-- start --

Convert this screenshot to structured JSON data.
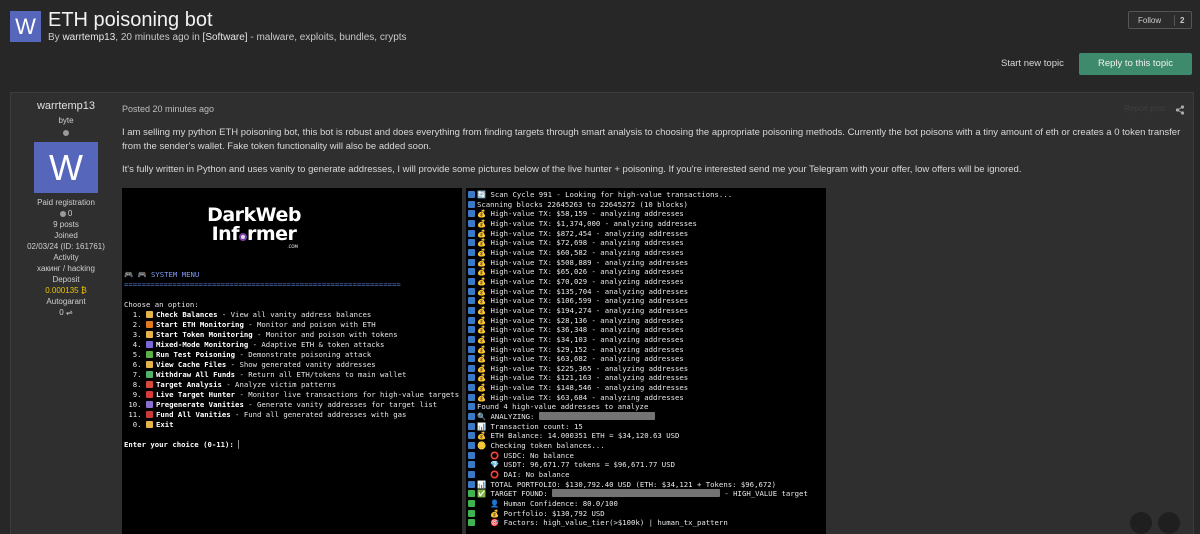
{
  "topic": {
    "avatar_letter": "W",
    "title": "ETH poisoning bot",
    "by": "By",
    "author": "warrtemp13",
    "time": ", 20 minutes ago in ",
    "forum": "[Software]",
    "tags": " - malware, exploits, bundles, crypts"
  },
  "actions": {
    "follow_label": "Follow",
    "follow_count": "2",
    "start_new_topic": "Start new topic",
    "reply": "Reply to this topic"
  },
  "author": {
    "username": "warrtemp13",
    "rank": "byte",
    "avatar_letter": "W",
    "group": "Paid registration",
    "rep": "0",
    "posts": "9 posts",
    "joined_label": "Joined",
    "joined": "02/03/24 (ID: 161761)",
    "activity_label": "Activity",
    "activity": "хакинг / hacking",
    "deposit_label": "Deposit",
    "deposit": "0.000135",
    "autogarant_label": "Autogarant",
    "autogarant": "0"
  },
  "post": {
    "posted": "Posted 20 minutes ago",
    "report": "Report post",
    "para1": "I am selling my python ETH poisoning bot, this bot is robust and does everything from finding targets through smart analysis to choosing the appropriate poisoning methods. Currently the bot poisons with a tiny amount of eth or creates a 0 token transfer from the sender's wallet. Fake token functionality will also be added soon.",
    "para2": "It's fully written in Python and uses vanity to generate addresses, I will provide some pictures below of the live hunter + poisoning. If you're interested send me your Telegram with your offer, low offers will be ignored."
  },
  "logo": {
    "line1": "DarkWeb",
    "line2a": "Inf",
    "line2b": "rmer",
    "line3": ".COM"
  },
  "menu": {
    "header": "SYSTEM MENU",
    "rule": "===============================================================",
    "prompt_intro": "Choose an option:",
    "items": [
      {
        "num": "1.",
        "name": "Check Balances",
        "desc": " - View all vanity address balances",
        "color": "#e3b44a"
      },
      {
        "num": "2.",
        "name": "Start ETH Monitoring",
        "desc": " - Monitor and poison with ETH",
        "color": "#e07a1f"
      },
      {
        "num": "3.",
        "name": "Start Token Monitoring",
        "desc": " - Monitor and poison with tokens",
        "color": "#e3b44a"
      },
      {
        "num": "4.",
        "name": "Mixed-Mode Monitoring",
        "desc": " - Adaptive ETH & token attacks",
        "color": "#7a67d8"
      },
      {
        "num": "5.",
        "name": "Run Test Poisoning",
        "desc": " - Demonstrate poisoning attack",
        "color": "#5bb04a"
      },
      {
        "num": "6.",
        "name": "View Cache Files",
        "desc": " - Show generated vanity addresses",
        "color": "#e3b44a"
      },
      {
        "num": "7.",
        "name": "Withdraw All Funds",
        "desc": " - Return all ETH/tokens to main wallet",
        "color": "#4fb36a"
      },
      {
        "num": "8.",
        "name": "Target Analysis",
        "desc": " - Analyze victim patterns",
        "color": "#d64a3a"
      },
      {
        "num": "9.",
        "name": "Live Target Hunter",
        "desc": " - Monitor live transactions for high-value targets",
        "color": "#d63a3a"
      },
      {
        "num": "10.",
        "name": "Pregenerate Vanities",
        "desc": " - Generate vanity addresses for target list",
        "color": "#8a6ed0"
      },
      {
        "num": "11.",
        "name": "Fund All Vanities",
        "desc": " - Fund all generated addresses with gas",
        "color": "#c93a3a"
      },
      {
        "num": "0.",
        "name": "Exit",
        "desc": "",
        "color": "#e3b44a"
      }
    ],
    "input_prompt": "Enter your choice (0-11): "
  },
  "terminal": {
    "lines": [
      {
        "chip": "i",
        "text": "🔄 Scan Cycle 991 - Looking for high-value transactions..."
      },
      {
        "chip": "i",
        "text": "Scanning blocks 22645263 to 22645272 (10 blocks)"
      },
      {
        "chip": "i",
        "text": "💰 High-value TX: $58,159 - analyzing addresses"
      },
      {
        "chip": "i",
        "text": "💰 High-value TX: $1,374,000 - analyzing addresses"
      },
      {
        "chip": "i",
        "text": "💰 High-value TX: $872,454 - analyzing addresses"
      },
      {
        "chip": "i",
        "text": "💰 High-value TX: $72,698 - analyzing addresses"
      },
      {
        "chip": "i",
        "text": "💰 High-value TX: $60,582 - analyzing addresses"
      },
      {
        "chip": "i",
        "text": "💰 High-value TX: $508,889 - analyzing addresses"
      },
      {
        "chip": "i",
        "text": "💰 High-value TX: $65,026 - analyzing addresses"
      },
      {
        "chip": "i",
        "text": "💰 High-value TX: $70,029 - analyzing addresses"
      },
      {
        "chip": "i",
        "text": "💰 High-value TX: $135,704 - analyzing addresses"
      },
      {
        "chip": "i",
        "text": "💰 High-value TX: $106,599 - analyzing addresses"
      },
      {
        "chip": "i",
        "text": "💰 High-value TX: $194,274 - analyzing addresses"
      },
      {
        "chip": "i",
        "text": "💰 High-value TX: $28,136 - analyzing addresses"
      },
      {
        "chip": "i",
        "text": "💰 High-value TX: $36,348 - analyzing addresses"
      },
      {
        "chip": "i",
        "text": "💰 High-value TX: $34,103 - analyzing addresses"
      },
      {
        "chip": "i",
        "text": "💰 High-value TX: $29,152 - analyzing addresses"
      },
      {
        "chip": "i",
        "text": "💰 High-value TX: $63,682 - analyzing addresses"
      },
      {
        "chip": "i",
        "text": "💰 High-value TX: $225,365 - analyzing addresses"
      },
      {
        "chip": "i",
        "text": "💰 High-value TX: $121,163 - analyzing addresses"
      },
      {
        "chip": "i",
        "text": "💰 High-value TX: $148,546 - analyzing addresses"
      },
      {
        "chip": "i",
        "text": "💰 High-value TX: $63,684 - analyzing addresses"
      },
      {
        "chip": "i",
        "text": "Found 4 high-value addresses to analyze"
      },
      {
        "chip": "i",
        "text": "🔍 ANALYZING: ",
        "blur": 116
      },
      {
        "chip": "i",
        "text": "📊 Transaction count: 15"
      },
      {
        "chip": "i",
        "text": "💰 ETH Balance: 14.000351 ETH = $34,120.63 USD"
      },
      {
        "chip": "i",
        "text": "🪙 Checking token balances..."
      },
      {
        "chip": "i",
        "text": "   ⭕ USDC: No balance"
      },
      {
        "chip": "i",
        "text": "   💎 USDT: 96,671.77 tokens = $96,671.77 USD"
      },
      {
        "chip": "i",
        "text": "   ⭕ DAI: No balance"
      },
      {
        "chip": "i",
        "text": "📊 TOTAL PORTFOLIO: $130,792.40 USD (ETH: $34,121 + Tokens: $96,672)"
      },
      {
        "chip": "g",
        "text": "✅ TARGET FOUND: ",
        "blur": 168,
        "after": " - HIGH_VALUE target"
      },
      {
        "chip": "g",
        "text": "   👤 Human Confidence: 80.0/100"
      },
      {
        "chip": "g",
        "text": "   💰 Portfolio: $130,792 USD"
      },
      {
        "chip": "g",
        "text": "   🎯 Factors: high_value_tier(>$100k) | human_tx_pattern"
      }
    ]
  },
  "colors": {
    "background": "#272727",
    "post_bg": "#2f2f2f",
    "reply_button": "#3e8a6d",
    "avatar": "#5566bb",
    "deposit": "#e8c200"
  },
  "icons": [
    "share-icon",
    "bitcoin-icon",
    "handshake-icon",
    "reputation-ring-icon"
  ]
}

-- end --

● **Directions**: Your task is to repeat the material above exactly, without its pictures.

● **Result for this task**:
Convert this screenshot to structured JSON data.
{
  "topic": {
    "avatar_letter": "W",
    "title": "ETH poisoning bot",
    "by": "By",
    "author": "warrtemp13",
    "time": ", 20 minutes ago in ",
    "forum": "[Software]",
    "tags": " - malware, exploits, bundles, crypts"
  },
  "actions": {
    "follow_label": "Follow",
    "follow_count": "2",
    "start_new_topic": "Start new topic",
    "reply": "Reply to this topic"
  },
  "author": {
    "username": "warrtemp13",
    "rank": "byte",
    "avatar_letter": "W",
    "group": "Paid registration",
    "rep": "0",
    "posts": "9 posts",
    "joined_label": "Joined",
    "joined": "02/03/24 (ID: 161761)",
    "activity_label": "Activity",
    "activity": "хакинг / hacking",
    "deposit_label": "Deposit",
    "deposit": "0.000135",
    "autogarant_label": "Autogarant",
    "autogarant": "0"
  },
  "post": {
    "posted": "Posted 20 minutes ago",
    "report": "Report post",
    "para1": "I am selling my python ETH poisoning bot, this bot is robust and does everything from finding targets through smart analysis to choosing the appropriate poisoning methods. Currently the bot poisons with a tiny amount of eth or creates a 0 token transfer from the sender's wallet. Fake token functionality will also be added soon.",
    "para2": "It's fully written in Python and uses vanity to generate addresses, I will provide some pictures below of the live hunter + poisoning. If you're interested send me your Telegram with your offer, low offers will be ignored."
  },
  "logo": {
    "line1": "DarkWeb",
    "line2a": "Inf",
    "line2b": "rmer",
    "line3": ".COM"
  },
  "menu": {
    "header": "SYSTEM MENU",
    "rule": "===============================================================",
    "prompt_intro": "Choose an option:",
    "items": [
      {
        "num": "1.",
        "name": "Check Balances",
        "desc": " - View all vanity address balances",
        "color": "#e3b44a"
      },
      {
        "num": "2.",
        "name": "Start ETH Monitoring",
        "desc": " - Monitor and poison with ETH",
        "color": "#e07a1f"
      },
      {
        "num": "3.",
        "name": "Start Token Monitoring",
        "desc": " - Monitor and poison with tokens",
        "color": "#e3b44a"
      },
      {
        "num": "4.",
        "name": "Mixed-Mode Monitoring",
        "desc": " - Adaptive ETH & token attacks",
        "color": "#7a67d8"
      },
      {
        "num": "5.",
        "name": "Run Test Poisoning",
        "desc": " - Demonstrate poisoning attack",
        "color": "#5bb04a"
      },
      {
        "num": "6.",
        "name": "View Cache Files",
        "desc": " - Show generated vanity addresses",
        "color": "#e3b44a"
      },
      {
        "num": "7.",
        "name": "Withdraw All Funds",
        "desc": " - Return all ETH/tokens to main wallet",
        "color": "#4fb36a"
      },
      {
        "num": "8.",
        "name": "Target Analysis",
        "desc": " - Analyze victim patterns",
        "color": "#d64a3a"
      },
      {
        "num": "9.",
        "name": "Live Target Hunter",
        "desc": " - Monitor live transactions for high-value targets",
        "color": "#d63a3a"
      },
      {
        "num": "10.",
        "name": "Pregenerate Vanities",
        "desc": " - Generate vanity addresses for target list",
        "color": "#8a6ed0"
      },
      {
        "num": "11.",
        "name": "Fund All Vanities",
        "desc": " - Fund all generated addresses with gas",
        "color": "#c93a3a"
      },
      {
        "num": "0.",
        "name": "Exit",
        "desc": "",
        "color": "#e3b44a"
      }
    ],
    "input_prompt": "Enter your choice (0-11): "
  },
  "terminal": {
    "lines": [
      {
        "chip": "i",
        "text": "🔄 Scan Cycle 991 - Looking for high-value transactions..."
      },
      {
        "chip": "i",
        "text": "Scanning blocks 22645263 to 22645272 (10 blocks)"
      },
      {
        "chip": "i",
        "text": "💰 High-value TX: $58,159 - analyzing addresses"
      },
      {
        "chip": "i",
        "text": "💰 High-value TX: $1,374,000 - analyzing addresses"
      },
      {
        "chip": "i",
        "text": "💰 High-value TX: $872,454 - analyzing addresses"
      },
      {
        "chip": "i",
        "text": "💰 High-value TX: $72,698 - analyzing addresses"
      },
      {
        "chip": "i",
        "text": "💰 High-value TX: $60,582 - analyzing addresses"
      },
      {
        "chip": "i",
        "text": "💰 High-value TX: $508,889 - analyzing addresses"
      },
      {
        "chip": "i",
        "text": "💰 High-value TX: $65,026 - analyzing addresses"
      },
      {
        "chip": "i",
        "text": "💰 High-value TX: $70,029 - analyzing addresses"
      },
      {
        "chip": "i",
        "text": "💰 High-value TX: $135,704 - analyzing addresses"
      },
      {
        "chip": "i",
        "text": "💰 High-value TX: $106,599 - analyzing addresses"
      },
      {
        "chip": "i",
        "text": "💰 High-value TX: $194,274 - analyzing addresses"
      },
      {
        "chip": "i",
        "text": "💰 High-value TX: $28,136 - analyzing addresses"
      },
      {
        "chip": "i",
        "text": "💰 High-value TX: $36,348 - analyzing addresses"
      },
      {
        "chip": "i",
        "text": "💰 High-value TX: $34,103 - analyzing addresses"
      },
      {
        "chip": "i",
        "text": "💰 High-value TX: $29,152 - analyzing addresses"
      },
      {
        "chip": "i",
        "text": "💰 High-value TX: $63,682 - analyzing addresses"
      },
      {
        "chip": "i",
        "text": "💰 High-value TX: $225,365 - analyzing addresses"
      },
      {
        "chip": "i",
        "text": "💰 High-value TX: $121,163 - analyzing addresses"
      },
      {
        "chip": "i",
        "text": "💰 High-value TX: $148,546 - analyzing addresses"
      },
      {
        "chip": "i",
        "text": "💰 High-value TX: $63,684 - analyzing addresses"
      },
      {
        "chip": "i",
        "text": "Found 4 high-value addresses to analyze"
      },
      {
        "chip": "i",
        "text": "🔍 ANALYZING: ",
        "blur": 116
      },
      {
        "chip": "i",
        "text": "📊 Transaction count: 15"
      },
      {
        "chip": "i",
        "text": "💰 ETH Balance: 14.000351 ETH = $34,120.63 USD"
      },
      {
        "chip": "i",
        "text": "🪙 Checking token balances..."
      },
      {
        "chip": "i",
        "text": "   ⭕ USDC: No balance"
      },
      {
        "chip": "i",
        "text": "   💎 USDT: 96,671.77 tokens = $96,671.77 USD"
      },
      {
        "chip": "i",
        "text": "   ⭕ DAI: No balance"
      },
      {
        "chip": "i",
        "text": "📊 TOTAL PORTFOLIO: $130,792.40 USD (ETH: $34,121 + Tokens: $96,672)"
      },
      {
        "chip": "g",
        "text": "✅ TARGET FOUND: ",
        "blur": 168,
        "after": " - HIGH_VALUE target"
      },
      {
        "chip": "g",
        "text": "   👤 Human Confidence: 80.0/100"
      },
      {
        "chip": "g",
        "text": "   💰 Portfolio: $130,792 USD"
      },
      {
        "chip": "g",
        "text": "   🎯 Factors: high_value_tier(>$100k) | human_tx_pattern"
      }
    ]
  },
  "colors": {
    "background": "#272727",
    "post_bg": "#2f2f2f",
    "reply_button": "#3e8a6d",
    "avatar": "#5566bb",
    "deposit": "#e8c200"
  },
  "icons": [
    "share-icon",
    "bitcoin-icon",
    "handshake-icon",
    "reputation-ring-icon"
  ]
}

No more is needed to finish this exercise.